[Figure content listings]
^^^^

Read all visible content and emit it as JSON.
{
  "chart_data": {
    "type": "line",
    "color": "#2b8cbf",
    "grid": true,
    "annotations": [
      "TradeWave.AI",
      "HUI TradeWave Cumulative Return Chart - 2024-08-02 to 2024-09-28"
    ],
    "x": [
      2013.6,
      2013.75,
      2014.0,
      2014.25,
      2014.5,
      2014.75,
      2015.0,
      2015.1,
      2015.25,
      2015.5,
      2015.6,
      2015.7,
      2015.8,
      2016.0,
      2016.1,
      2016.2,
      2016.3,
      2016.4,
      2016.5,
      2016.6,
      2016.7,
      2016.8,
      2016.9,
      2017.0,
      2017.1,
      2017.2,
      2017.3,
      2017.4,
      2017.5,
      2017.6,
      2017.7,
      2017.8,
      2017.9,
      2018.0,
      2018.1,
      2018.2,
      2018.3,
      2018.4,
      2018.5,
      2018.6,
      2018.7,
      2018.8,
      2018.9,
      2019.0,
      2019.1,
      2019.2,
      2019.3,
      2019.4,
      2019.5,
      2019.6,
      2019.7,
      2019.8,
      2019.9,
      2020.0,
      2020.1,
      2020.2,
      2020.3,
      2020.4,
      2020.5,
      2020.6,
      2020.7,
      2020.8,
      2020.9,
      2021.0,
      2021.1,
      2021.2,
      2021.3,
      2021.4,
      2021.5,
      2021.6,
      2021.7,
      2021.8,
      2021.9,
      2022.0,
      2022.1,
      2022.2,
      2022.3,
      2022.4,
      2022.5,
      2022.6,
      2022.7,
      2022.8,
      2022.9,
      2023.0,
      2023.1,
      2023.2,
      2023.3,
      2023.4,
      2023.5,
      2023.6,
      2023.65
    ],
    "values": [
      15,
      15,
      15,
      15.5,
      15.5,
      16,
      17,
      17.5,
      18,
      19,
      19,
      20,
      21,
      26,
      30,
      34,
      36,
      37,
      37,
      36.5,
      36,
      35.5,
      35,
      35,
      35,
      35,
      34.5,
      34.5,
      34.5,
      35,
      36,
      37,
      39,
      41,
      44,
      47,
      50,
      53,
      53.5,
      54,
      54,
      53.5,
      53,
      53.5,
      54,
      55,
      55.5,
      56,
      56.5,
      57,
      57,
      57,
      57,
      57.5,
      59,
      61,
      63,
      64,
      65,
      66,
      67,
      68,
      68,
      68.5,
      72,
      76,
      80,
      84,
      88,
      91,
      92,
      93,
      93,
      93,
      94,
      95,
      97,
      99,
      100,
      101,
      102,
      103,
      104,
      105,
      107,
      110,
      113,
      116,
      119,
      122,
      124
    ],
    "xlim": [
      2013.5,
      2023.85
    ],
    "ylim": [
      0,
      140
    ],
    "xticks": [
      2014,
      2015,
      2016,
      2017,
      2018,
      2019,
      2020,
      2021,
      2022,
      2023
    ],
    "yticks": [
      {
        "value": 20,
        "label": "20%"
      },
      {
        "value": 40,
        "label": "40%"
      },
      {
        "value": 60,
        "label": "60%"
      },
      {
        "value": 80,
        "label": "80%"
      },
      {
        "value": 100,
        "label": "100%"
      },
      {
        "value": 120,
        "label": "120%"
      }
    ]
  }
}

^^^^

● **Exercise directions**
Reproduce the complete set of lines precisely as supplied.

● **Result of this task**
Read all visible content and emit it as JSON.
{
  "chart_data": {
    "type": "line",
    "color": "#2b8cbf",
    "grid": true,
    "annotations": [
      "TradeWave.AI",
      "HUI TradeWave Cumulative Return Chart - 2024-08-02 to 2024-09-28"
    ],
    "x": [
      2013.6,
      2013.75,
      2014.0,
      2014.25,
      2014.5,
      2014.75,
      2015.0,
      2015.1,
      2015.25,
      2015.5,
      2015.6,
      2015.7,
      2015.8,
      2016.0,
      2016.1,
      2016.2,
      2016.3,
      2016.4,
      2016.5,
      2016.6,
      2016.7,
      2016.8,
      2016.9,
      2017.0,
      2017.1,
      2017.2,
      2017.3,
      2017.4,
      2017.5,
      2017.6,
      2017.7,
      2017.8,
      2017.9,
      2018.0,
      2018.1,
      2018.2,
      2018.3,
      2018.4,
      2018.5,
      2018.6,
      2018.7,
      2018.8,
      2018.9,
      2019.0,
      2019.1,
      2019.2,
      2019.3,
      2019.4,
      2019.5,
      2019.6,
      2019.7,
      2019.8,
      2019.9,
      2020.0,
      2020.1,
      2020.2,
      2020.3,
      2020.4,
      2020.5,
      2020.6,
      2020.7,
      2020.8,
      2020.9,
      2021.0,
      2021.1,
      2021.2,
      2021.3,
      2021.4,
      2021.5,
      2021.6,
      2021.7,
      2021.8,
      2021.9,
      2022.0,
      2022.1,
      2022.2,
      2022.3,
      2022.4,
      2022.5,
      2022.6,
      2022.7,
      2022.8,
      2022.9,
      2023.0,
      2023.1,
      2023.2,
      2023.3,
      2023.4,
      2023.5,
      2023.6,
      2023.65
    ],
    "values": [
      15,
      15,
      15,
      15.5,
      15.5,
      16,
      17,
      17.5,
      18,
      19,
      19,
      20,
      21,
      26,
      30,
      34,
      36,
      37,
      37,
      36.5,
      36,
      35.5,
      35,
      35,
      35,
      35,
      34.5,
      34.5,
      34.5,
      35,
      36,
      37,
      39,
      41,
      44,
      47,
      50,
      53,
      53.5,
      54,
      54,
      53.5,
      53,
      53.5,
      54,
      55,
      55.5,
      56,
      56.5,
      57,
      57,
      57,
      57,
      57.5,
      59,
      61,
      63,
      64,
      65,
      66,
      67,
      68,
      68,
      68.5,
      72,
      76,
      80,
      84,
      88,
      91,
      92,
      93,
      93,
      93,
      94,
      95,
      97,
      99,
      100,
      101,
      102,
      103,
      104,
      105,
      107,
      110,
      113,
      116,
      119,
      122,
      124
    ],
    "xlim": [
      2013.5,
      2023.85
    ],
    "ylim": [
      0,
      140
    ],
    "xticks": [
      2014,
      2015,
      2016,
      2017,
      2018,
      2019,
      2020,
      2021,
      2022,
      2023
    ],
    "yticks": [
      {
        "value": 20,
        "label": "20%"
      },
      {
        "value": 40,
        "label": "40%"
      },
      {
        "value": 60,
        "label": "60%"
      },
      {
        "value": 80,
        "label": "80%"
      },
      {
        "value": 100,
        "label": "100%"
      },
      {
        "value": 120,
        "label": "120%"
      }
    ]
  }
}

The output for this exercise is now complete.